→ **STATED GOAL**:
Reproduce each of the rows below without any change, keeping them in the same order.

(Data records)
--- START ---
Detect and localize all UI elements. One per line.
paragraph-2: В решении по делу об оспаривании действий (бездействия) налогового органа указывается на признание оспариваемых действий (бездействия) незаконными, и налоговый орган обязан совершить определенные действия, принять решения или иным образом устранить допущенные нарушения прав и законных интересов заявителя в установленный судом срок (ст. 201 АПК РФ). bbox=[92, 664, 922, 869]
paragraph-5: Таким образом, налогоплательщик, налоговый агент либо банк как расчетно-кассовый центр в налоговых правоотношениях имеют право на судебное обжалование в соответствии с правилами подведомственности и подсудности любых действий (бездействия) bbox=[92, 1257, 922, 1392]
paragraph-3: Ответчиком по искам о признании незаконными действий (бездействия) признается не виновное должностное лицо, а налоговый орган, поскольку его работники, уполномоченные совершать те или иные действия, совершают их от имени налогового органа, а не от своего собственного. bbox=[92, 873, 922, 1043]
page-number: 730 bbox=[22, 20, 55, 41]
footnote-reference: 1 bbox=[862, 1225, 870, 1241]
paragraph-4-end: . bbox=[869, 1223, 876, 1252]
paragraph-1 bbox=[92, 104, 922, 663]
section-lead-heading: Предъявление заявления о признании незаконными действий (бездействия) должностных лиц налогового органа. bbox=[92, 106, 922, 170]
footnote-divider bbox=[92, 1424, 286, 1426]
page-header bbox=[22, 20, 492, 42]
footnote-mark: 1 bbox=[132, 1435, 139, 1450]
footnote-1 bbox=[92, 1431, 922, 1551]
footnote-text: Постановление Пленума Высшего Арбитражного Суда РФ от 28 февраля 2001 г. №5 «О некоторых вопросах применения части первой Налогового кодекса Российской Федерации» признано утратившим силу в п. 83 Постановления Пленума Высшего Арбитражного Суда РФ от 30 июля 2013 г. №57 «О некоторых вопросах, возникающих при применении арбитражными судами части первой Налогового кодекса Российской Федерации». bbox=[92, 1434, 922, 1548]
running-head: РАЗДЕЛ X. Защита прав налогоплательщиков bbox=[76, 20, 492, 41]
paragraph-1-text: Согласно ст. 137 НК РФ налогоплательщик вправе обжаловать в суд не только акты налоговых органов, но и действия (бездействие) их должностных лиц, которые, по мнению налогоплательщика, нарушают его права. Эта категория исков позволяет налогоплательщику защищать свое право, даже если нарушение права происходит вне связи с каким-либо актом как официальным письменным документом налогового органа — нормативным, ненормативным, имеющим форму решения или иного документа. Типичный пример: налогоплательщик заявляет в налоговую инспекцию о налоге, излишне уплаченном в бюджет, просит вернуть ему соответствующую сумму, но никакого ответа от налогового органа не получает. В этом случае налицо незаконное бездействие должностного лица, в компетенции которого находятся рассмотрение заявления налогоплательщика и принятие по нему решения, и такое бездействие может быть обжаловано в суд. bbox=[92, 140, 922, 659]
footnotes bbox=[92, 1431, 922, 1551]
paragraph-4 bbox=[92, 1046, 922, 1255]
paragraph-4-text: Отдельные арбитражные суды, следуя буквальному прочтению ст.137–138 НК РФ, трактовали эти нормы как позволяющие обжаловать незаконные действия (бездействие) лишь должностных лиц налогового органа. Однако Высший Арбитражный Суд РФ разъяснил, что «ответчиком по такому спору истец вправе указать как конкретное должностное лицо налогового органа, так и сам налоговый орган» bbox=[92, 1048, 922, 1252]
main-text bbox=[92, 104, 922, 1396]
--- END ---
→ **FULL ANSWER**:
Detect and localize all UI elements. One per line.
paragraph-2: В решении по делу об оспаривании действий (бездействия) налогового органа указывается на признание оспариваемых действий (бездействия) незаконными, и налоговый орган обязан совершить определенные действия, принять решения или иным образом устранить допущенные нарушения прав и законных интересов заявителя в установленный судом срок (ст. 201 АПК РФ). bbox=[92, 664, 922, 869]
paragraph-5: Таким образом, налогоплательщик, налоговый агент либо банк как расчетно-кассовый центр в налоговых правоотношениях имеют право на судебное обжалование в соответствии с правилами подведомственности и подсудности любых действий (бездействия) bbox=[92, 1257, 922, 1392]
paragraph-3: Ответчиком по искам о признании незаконными действий (бездействия) признается не виновное должностное лицо, а налоговый орган, поскольку его работники, уполномоченные совершать те или иные действия, совершают их от имени налогового органа, а не от своего собственного. bbox=[92, 873, 922, 1043]
page-number: 730 bbox=[22, 20, 55, 41]
footnote-reference: 1 bbox=[862, 1225, 870, 1241]
paragraph-4-end: . bbox=[869, 1223, 876, 1252]
paragraph-1 bbox=[92, 104, 922, 663]
section-lead-heading: Предъявление заявления о признании незаконными действий (бездействия) должностных лиц налогового органа. bbox=[92, 106, 922, 170]
footnote-divider bbox=[92, 1424, 286, 1426]
page-header bbox=[22, 20, 492, 42]
footnote-mark: 1 bbox=[132, 1435, 139, 1450]
footnote-1 bbox=[92, 1431, 922, 1551]
footnote-text: Постановление Пленума Высшего Арбитражного Суда РФ от 28 февраля 2001 г. №5 «О некоторых вопросах применения части первой Налогового кодекса Российской Федерации» признано утратившим силу в п. 83 Постановления Пленума Высшего Арбитражного Суда РФ от 30 июля 2013 г. №57 «О некоторых вопросах, возникающих при применении арбитражными судами части первой Налогового кодекса Российской Федерации». bbox=[92, 1434, 922, 1548]
running-head: РАЗДЕЛ X. Защита прав налогоплательщиков bbox=[76, 20, 492, 41]
paragraph-1-text: Согласно ст. 137 НК РФ налогоплательщик вправе обжаловать в суд не только акты налоговых органов, но и действия (бездействие) их должностных лиц, которые, по мнению налогоплательщика, нарушают его права. Эта категория исков позволяет налогоплательщику защищать свое право, даже если нарушение права происходит вне связи с каким-либо актом как официальным письменным документом налогового органа — нормативным, ненормативным, имеющим форму решения или иного документа. Типичный пример: налогоплательщик заявляет в налоговую инспекцию о налоге, излишне уплаченном в бюджет, просит вернуть ему соответствующую сумму, но никакого ответа от налогового органа не получает. В этом случае налицо незаконное бездействие должностного лица, в компетенции которого находятся рассмотрение заявления налогоплательщика и принятие по нему решения, и такое бездействие может быть обжаловано в суд. bbox=[92, 140, 922, 659]
footnotes bbox=[92, 1431, 922, 1551]
paragraph-4 bbox=[92, 1046, 922, 1255]
paragraph-4-text: Отдельные арбитражные суды, следуя буквальному прочтению ст.137–138 НК РФ, трактовали эти нормы как позволяющие обжаловать незаконные действия (бездействие) лишь должностных лиц налогового органа. Однако Высший Арбитражный Суд РФ разъяснил, что «ответчиком по такому спору истец вправе указать как конкретное должностное лицо налогового органа, так и сам налоговый орган» bbox=[92, 1048, 922, 1252]
main-text bbox=[92, 104, 922, 1396]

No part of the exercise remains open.